_INSTRUCTIONS TO FOLLOW_: Repeat the entire listing exactly.

_SUPPLIED ENTRIES_:
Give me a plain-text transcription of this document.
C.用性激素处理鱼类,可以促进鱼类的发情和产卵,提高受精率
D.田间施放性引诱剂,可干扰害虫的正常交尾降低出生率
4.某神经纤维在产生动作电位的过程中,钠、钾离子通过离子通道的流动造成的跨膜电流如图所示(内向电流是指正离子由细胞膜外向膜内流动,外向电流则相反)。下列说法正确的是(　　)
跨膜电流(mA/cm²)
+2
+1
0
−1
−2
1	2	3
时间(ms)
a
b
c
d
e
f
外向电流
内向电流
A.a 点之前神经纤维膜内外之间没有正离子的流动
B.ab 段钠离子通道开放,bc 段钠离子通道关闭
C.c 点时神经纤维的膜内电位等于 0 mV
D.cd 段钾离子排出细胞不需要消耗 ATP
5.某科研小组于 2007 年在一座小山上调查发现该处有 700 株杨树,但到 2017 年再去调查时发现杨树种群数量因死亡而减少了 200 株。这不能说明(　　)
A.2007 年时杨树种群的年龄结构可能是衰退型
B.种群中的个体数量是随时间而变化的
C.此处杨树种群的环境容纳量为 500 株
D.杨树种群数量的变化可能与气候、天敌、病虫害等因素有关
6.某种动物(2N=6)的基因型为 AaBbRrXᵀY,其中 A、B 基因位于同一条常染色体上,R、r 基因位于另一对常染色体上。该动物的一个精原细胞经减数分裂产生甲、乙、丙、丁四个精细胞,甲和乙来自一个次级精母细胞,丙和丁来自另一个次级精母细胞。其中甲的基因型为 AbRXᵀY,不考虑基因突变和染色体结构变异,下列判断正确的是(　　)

_RESULT OF THIS EXERCISE_:
Give me a plain-text transcription of this document.
C.用性激素处理鱼类,可以促进鱼类的发情和产卵,提高受精率
D.田间施放性引诱剂,可干扰害虫的正常交尾降低出生率
4.某神经纤维在产生动作电位的过程中,钠、钾离子通过离子通道的流动造成的跨膜电流如图所示(内向电流是指正离子由细胞膜外向膜内流动,外向电流则相反)。下列说法正确的是(　　)
跨膜电流(mA/cm²)
+2
+1
0
−1
−2
1	2	3
时间(ms)
a
b
c
d
e
f
外向电流
内向电流
A.a 点之前神经纤维膜内外之间没有正离子的流动
B.ab 段钠离子通道开放,bc 段钠离子通道关闭
C.c 点时神经纤维的膜内电位等于 0 mV
D.cd 段钾离子排出细胞不需要消耗 ATP
5.某科研小组于 2007 年在一座小山上调查发现该处有 700 株杨树,但到 2017 年再去调查时发现杨树种群数量因死亡而减少了 200 株。这不能说明(　　)
A.2007 年时杨树种群的年龄结构可能是衰退型
B.种群中的个体数量是随时间而变化的
C.此处杨树种群的环境容纳量为 500 株
D.杨树种群数量的变化可能与气候、天敌、病虫害等因素有关
6.某种动物(2N=6)的基因型为 AaBbRrXᵀY,其中 A、B 基因位于同一条常染色体上,R、r 基因位于另一对常染色体上。该动物的一个精原细胞经减数分裂产生甲、乙、丙、丁四个精细胞,甲和乙来自一个次级精母细胞,丙和丁来自另一个次级精母细胞。其中甲的基因型为 AbRXᵀY,不考虑基因突变和染色体结构变异,下列判断正确的是(　　)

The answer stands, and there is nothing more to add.